● What the task requires:
Select all lines with the string "Give" in them, and copy those lines.

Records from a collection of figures
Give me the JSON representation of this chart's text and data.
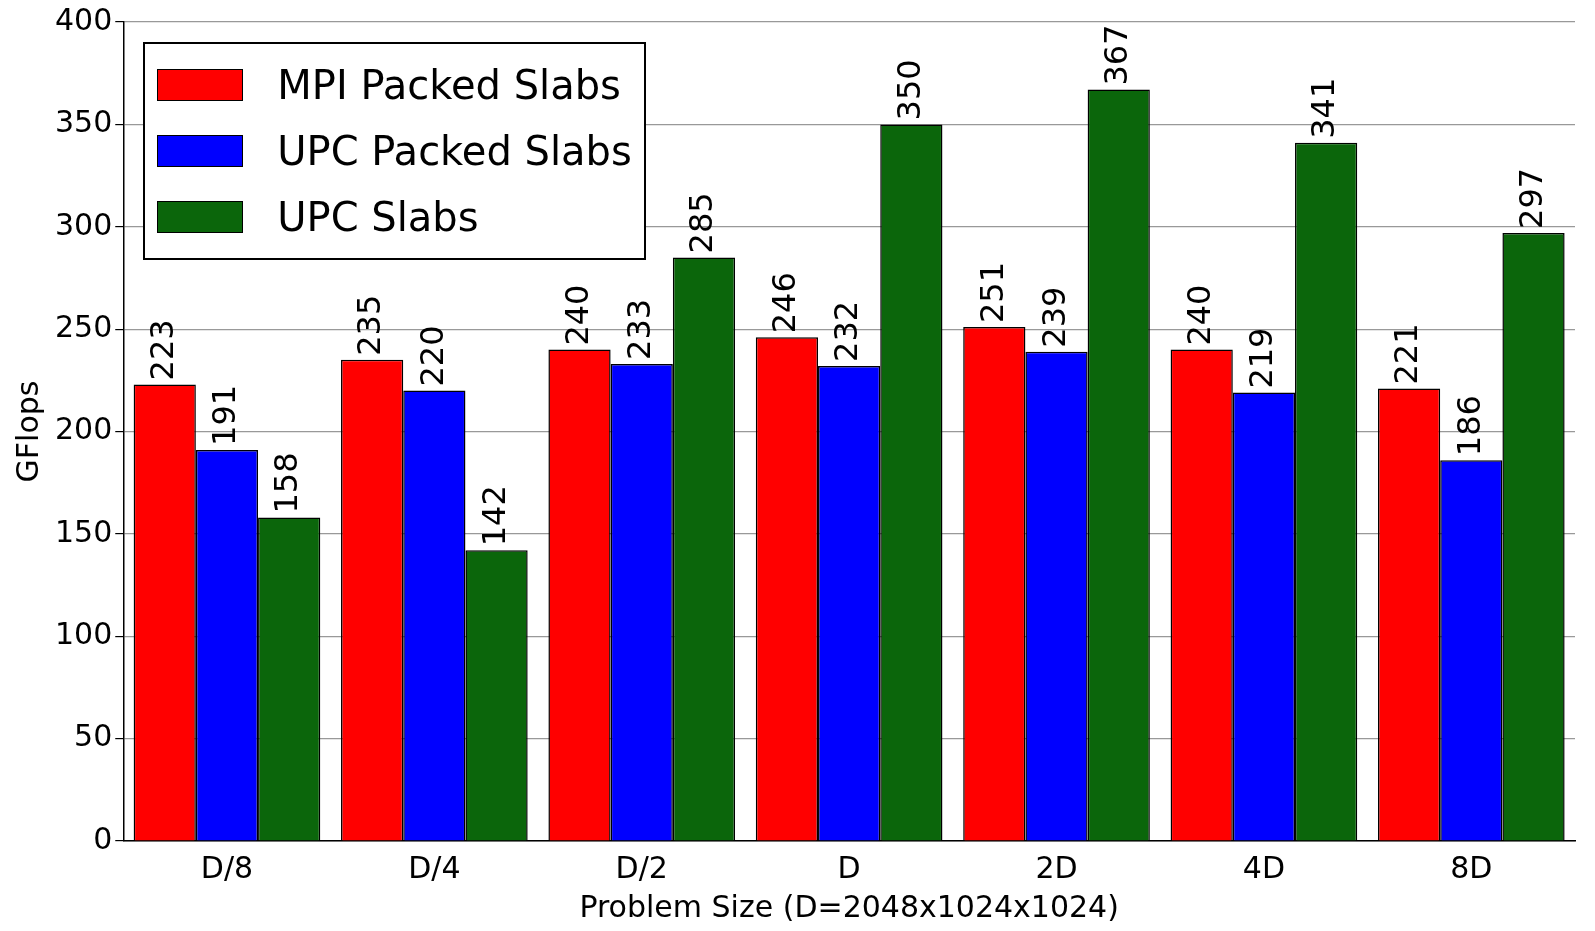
{
  "chart_data": {
    "type": "bar",
    "xlabel": "Problem Size (D=2048x1024x1024)",
    "ylabel": "GFlops",
    "categories": [
      "D/8",
      "D/4",
      "D/2",
      "D",
      "2D",
      "4D",
      "8D"
    ],
    "series": [
      {
        "name": "MPI Packed Slabs",
        "color": "#ff0000",
        "values": [
          223,
          235,
          240,
          246,
          251,
          240,
          221
        ]
      },
      {
        "name": "UPC Packed Slabs",
        "color": "#0000ff",
        "values": [
          191,
          220,
          233,
          232,
          239,
          219,
          186
        ]
      },
      {
        "name": "UPC Slabs",
        "color": "#0b660b",
        "values": [
          158,
          142,
          285,
          350,
          367,
          341,
          297
        ]
      }
    ],
    "ylim": [
      0,
      400
    ],
    "yticks": [
      0,
      50,
      100,
      150,
      200,
      250,
      300,
      350,
      400
    ],
    "grid": "y",
    "legend": "top left",
    "data_labels": true
  }
}
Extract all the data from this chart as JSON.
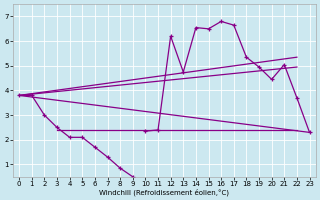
{
  "background_color": "#cce8f0",
  "line_color": "#880088",
  "xlabel": "Windchill (Refroidissement éolien,°C)",
  "ylim": [
    0.5,
    7.5
  ],
  "xlim": [
    -0.5,
    23.5
  ],
  "yticks": [
    1,
    2,
    3,
    4,
    5,
    6,
    7
  ],
  "xticks": [
    0,
    1,
    2,
    3,
    4,
    5,
    6,
    7,
    8,
    9,
    10,
    11,
    12,
    13,
    14,
    15,
    16,
    17,
    18,
    19,
    20,
    21,
    22,
    23
  ],
  "curve_left_x": [
    0,
    1,
    2,
    3,
    4,
    5,
    6,
    7,
    8,
    9
  ],
  "curve_left_y": [
    3.8,
    3.8,
    3.0,
    2.5,
    2.1,
    2.1,
    1.7,
    1.3,
    0.85,
    0.5
  ],
  "curve_right_x": [
    10,
    11,
    12,
    13,
    14,
    15,
    16,
    17,
    18,
    19,
    20,
    21,
    22,
    23
  ],
  "curve_right_y": [
    2.35,
    2.4,
    6.2,
    4.75,
    6.55,
    6.5,
    6.8,
    6.65,
    5.35,
    4.95,
    4.45,
    5.05,
    3.7,
    2.3
  ],
  "flat_line1_x": [
    3,
    10
  ],
  "flat_line1_y": [
    2.4,
    2.4
  ],
  "flat_line2_x": [
    10,
    22
  ],
  "flat_line2_y": [
    2.4,
    2.4
  ],
  "diag_line1_x": [
    0,
    23
  ],
  "diag_line1_y": [
    3.8,
    2.3
  ],
  "diag_line2_x": [
    0,
    22
  ],
  "diag_line2_y": [
    3.8,
    5.35
  ],
  "diag_line3_x": [
    0,
    22
  ],
  "diag_line3_y": [
    3.8,
    4.95
  ]
}
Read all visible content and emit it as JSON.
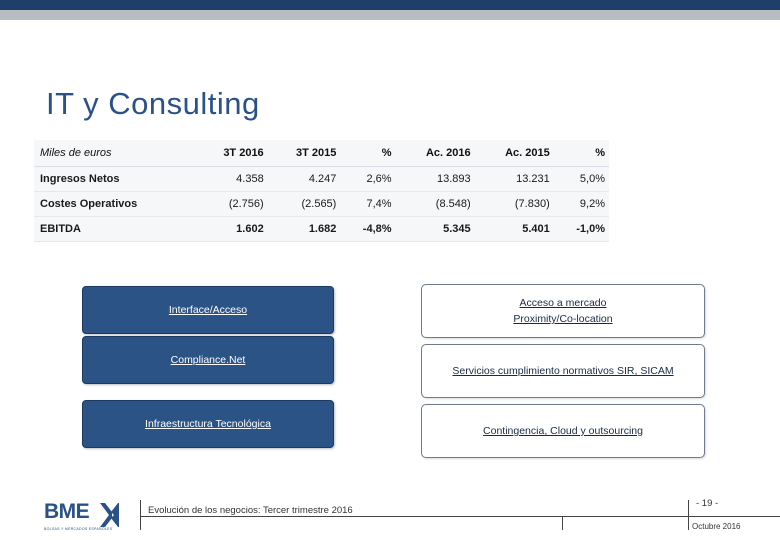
{
  "title": "IT y Consulting",
  "table": {
    "headers": [
      "Miles de euros",
      "3T 2016",
      "3T 2015",
      "%",
      "Ac. 2016",
      "Ac. 2015",
      "%"
    ],
    "rows": [
      [
        "Ingresos Netos",
        "4.358",
        "4.247",
        "2,6%",
        "13.893",
        "13.231",
        "5,0%"
      ],
      [
        "Costes Operativos",
        "(2.756)",
        "(2.565)",
        "7,4%",
        "(8.548)",
        "(7.830)",
        "9,2%"
      ],
      [
        "EBITDA",
        "1.602",
        "1.682",
        "-4,8%",
        "5.345",
        "5.401",
        "-1,0%"
      ]
    ]
  },
  "left_boxes": [
    "Interface/Acceso",
    "Compliance.Net",
    "Infraestructura Tecnológica"
  ],
  "right_boxes": [
    [
      "Acceso a mercado",
      "Proximity/Co-location"
    ],
    [
      "Servicios cumplimiento normativos SIR, SICAM"
    ],
    [
      "Contingencia, Cloud y outsourcing"
    ]
  ],
  "footer": {
    "text": "Evolución de los negocios: Tercer trimestre 2016",
    "page": "- 19 -",
    "date": "Octubre 2016"
  },
  "logo": {
    "text": "BME",
    "subtitle": "BOLSAS Y MERCADOS ESPAÑOLES",
    "brand_color": "#2a5288"
  }
}
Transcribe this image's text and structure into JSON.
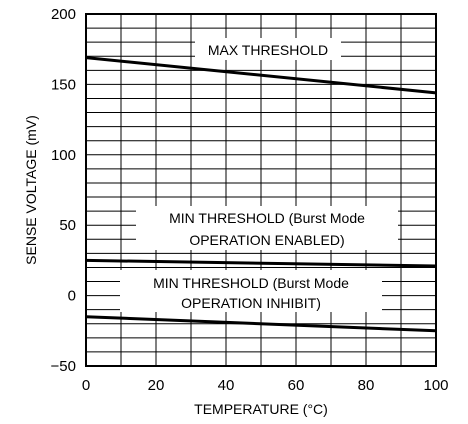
{
  "chart_data": {
    "type": "line",
    "xlabel": "TEMPERATURE (°C)",
    "ylabel": "SENSE VOLTAGE (mV)",
    "xlim": [
      0,
      100
    ],
    "ylim": [
      -50,
      200
    ],
    "xticks": [
      0,
      20,
      40,
      60,
      80,
      100
    ],
    "yticks": [
      -50,
      0,
      50,
      100,
      150,
      200
    ],
    "grid": true,
    "series": [
      {
        "name": "MAX THRESHOLD",
        "x": [
          0,
          100
        ],
        "y": [
          169,
          144
        ]
      },
      {
        "name": "MIN THRESHOLD (Burst Mode OPERATION ENABLED)",
        "x": [
          0,
          100
        ],
        "y": [
          25,
          21
        ]
      },
      {
        "name": "MIN THRESHOLD (Burst Mode OPERATION INHIBIT)",
        "x": [
          0,
          100
        ],
        "y": [
          -15,
          -25
        ]
      }
    ],
    "annotations": [
      {
        "lines": [
          "MAX THRESHOLD"
        ]
      },
      {
        "lines": [
          "MIN THRESHOLD (Burst Mode",
          "OPERATION ENABLED)"
        ]
      },
      {
        "lines": [
          "MIN THRESHOLD (Burst Mode",
          "OPERATION INHIBIT)"
        ]
      }
    ]
  }
}
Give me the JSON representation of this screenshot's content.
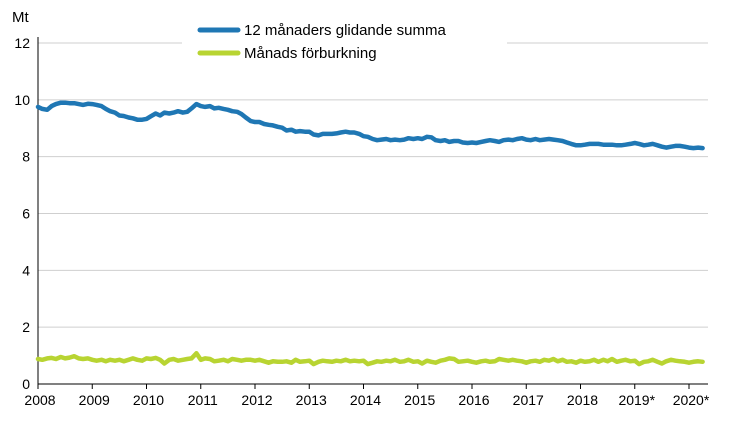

● Result:
Give me the JSON representation of this chart's text and data.
Give me the JSON representation of this screenshot's content.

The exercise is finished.